Problem description
Rewrite the data below from its first line through the line that contains "internal-factors-subtitle: Controlables: [217, 113, 290, 129]", replacing "agenda" with "estrategia" and leaving everything else unchanged.

[Box annotation data]
- - - - - - -
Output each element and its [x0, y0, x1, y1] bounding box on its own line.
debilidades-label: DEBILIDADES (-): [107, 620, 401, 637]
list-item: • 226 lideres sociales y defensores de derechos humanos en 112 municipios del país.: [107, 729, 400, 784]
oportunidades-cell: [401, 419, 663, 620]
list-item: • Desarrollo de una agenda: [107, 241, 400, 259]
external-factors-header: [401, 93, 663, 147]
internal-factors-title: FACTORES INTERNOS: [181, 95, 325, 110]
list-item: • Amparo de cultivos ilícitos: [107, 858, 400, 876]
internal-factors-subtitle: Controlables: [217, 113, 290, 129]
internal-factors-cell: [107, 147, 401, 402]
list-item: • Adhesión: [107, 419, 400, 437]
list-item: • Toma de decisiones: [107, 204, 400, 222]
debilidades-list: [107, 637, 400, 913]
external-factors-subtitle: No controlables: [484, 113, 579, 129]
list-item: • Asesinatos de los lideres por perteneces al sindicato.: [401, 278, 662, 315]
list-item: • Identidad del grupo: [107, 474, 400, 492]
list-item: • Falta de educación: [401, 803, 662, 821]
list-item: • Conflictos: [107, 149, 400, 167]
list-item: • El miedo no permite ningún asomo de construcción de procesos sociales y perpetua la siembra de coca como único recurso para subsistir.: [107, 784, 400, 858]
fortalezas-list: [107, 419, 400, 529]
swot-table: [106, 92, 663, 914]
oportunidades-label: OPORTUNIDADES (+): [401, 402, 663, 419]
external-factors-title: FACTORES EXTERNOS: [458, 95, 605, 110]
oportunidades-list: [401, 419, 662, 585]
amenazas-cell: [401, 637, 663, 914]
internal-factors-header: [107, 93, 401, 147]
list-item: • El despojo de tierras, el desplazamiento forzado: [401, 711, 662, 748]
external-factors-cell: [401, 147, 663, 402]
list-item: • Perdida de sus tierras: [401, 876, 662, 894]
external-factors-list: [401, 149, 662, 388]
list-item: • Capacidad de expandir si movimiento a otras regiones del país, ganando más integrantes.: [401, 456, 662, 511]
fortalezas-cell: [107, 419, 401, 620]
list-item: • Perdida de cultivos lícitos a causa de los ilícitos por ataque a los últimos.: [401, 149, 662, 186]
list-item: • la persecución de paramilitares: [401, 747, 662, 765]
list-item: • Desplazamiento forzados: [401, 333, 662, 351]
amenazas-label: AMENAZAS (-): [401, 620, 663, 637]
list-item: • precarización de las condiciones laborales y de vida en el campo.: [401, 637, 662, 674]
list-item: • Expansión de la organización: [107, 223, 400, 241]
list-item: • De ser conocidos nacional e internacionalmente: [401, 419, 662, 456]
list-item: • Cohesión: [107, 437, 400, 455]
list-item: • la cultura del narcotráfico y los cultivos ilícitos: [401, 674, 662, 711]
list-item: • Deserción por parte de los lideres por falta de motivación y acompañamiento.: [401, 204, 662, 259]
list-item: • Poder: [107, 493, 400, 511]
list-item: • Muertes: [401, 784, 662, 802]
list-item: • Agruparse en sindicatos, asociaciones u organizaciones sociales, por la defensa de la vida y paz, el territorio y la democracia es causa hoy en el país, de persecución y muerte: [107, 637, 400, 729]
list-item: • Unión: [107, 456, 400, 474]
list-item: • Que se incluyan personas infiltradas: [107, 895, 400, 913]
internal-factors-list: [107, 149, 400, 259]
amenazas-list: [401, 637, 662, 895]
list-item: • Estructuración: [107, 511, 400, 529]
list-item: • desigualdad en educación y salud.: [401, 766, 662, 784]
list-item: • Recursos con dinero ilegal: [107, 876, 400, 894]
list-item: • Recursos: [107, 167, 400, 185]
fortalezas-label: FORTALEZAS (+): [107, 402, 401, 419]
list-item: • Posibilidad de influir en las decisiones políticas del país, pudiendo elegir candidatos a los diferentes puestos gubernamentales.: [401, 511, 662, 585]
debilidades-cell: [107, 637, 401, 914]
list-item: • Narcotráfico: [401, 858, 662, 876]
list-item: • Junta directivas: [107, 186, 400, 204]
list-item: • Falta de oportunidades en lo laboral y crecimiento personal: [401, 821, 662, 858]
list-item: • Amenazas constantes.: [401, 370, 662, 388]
- - - - - - -
Result for this task
Output each element and its [x0, y0, x1, y1] bounding box on its own line.
debilidades-label: DEBILIDADES (-): [107, 620, 401, 637]
list-item: • 226 lideres sociales y defensores de derechos humanos en 112 municipios del país.: [107, 729, 400, 784]
oportunidades-cell: [401, 419, 663, 620]
list-item: • Desarrollo de una estrategia: [107, 241, 400, 259]
external-factors-header: [401, 93, 663, 147]
internal-factors-title: FACTORES INTERNOS: [181, 95, 325, 110]
list-item: • Amparo de cultivos ilícitos: [107, 858, 400, 876]
internal-factors-subtitle: Controlables: [217, 113, 290, 129]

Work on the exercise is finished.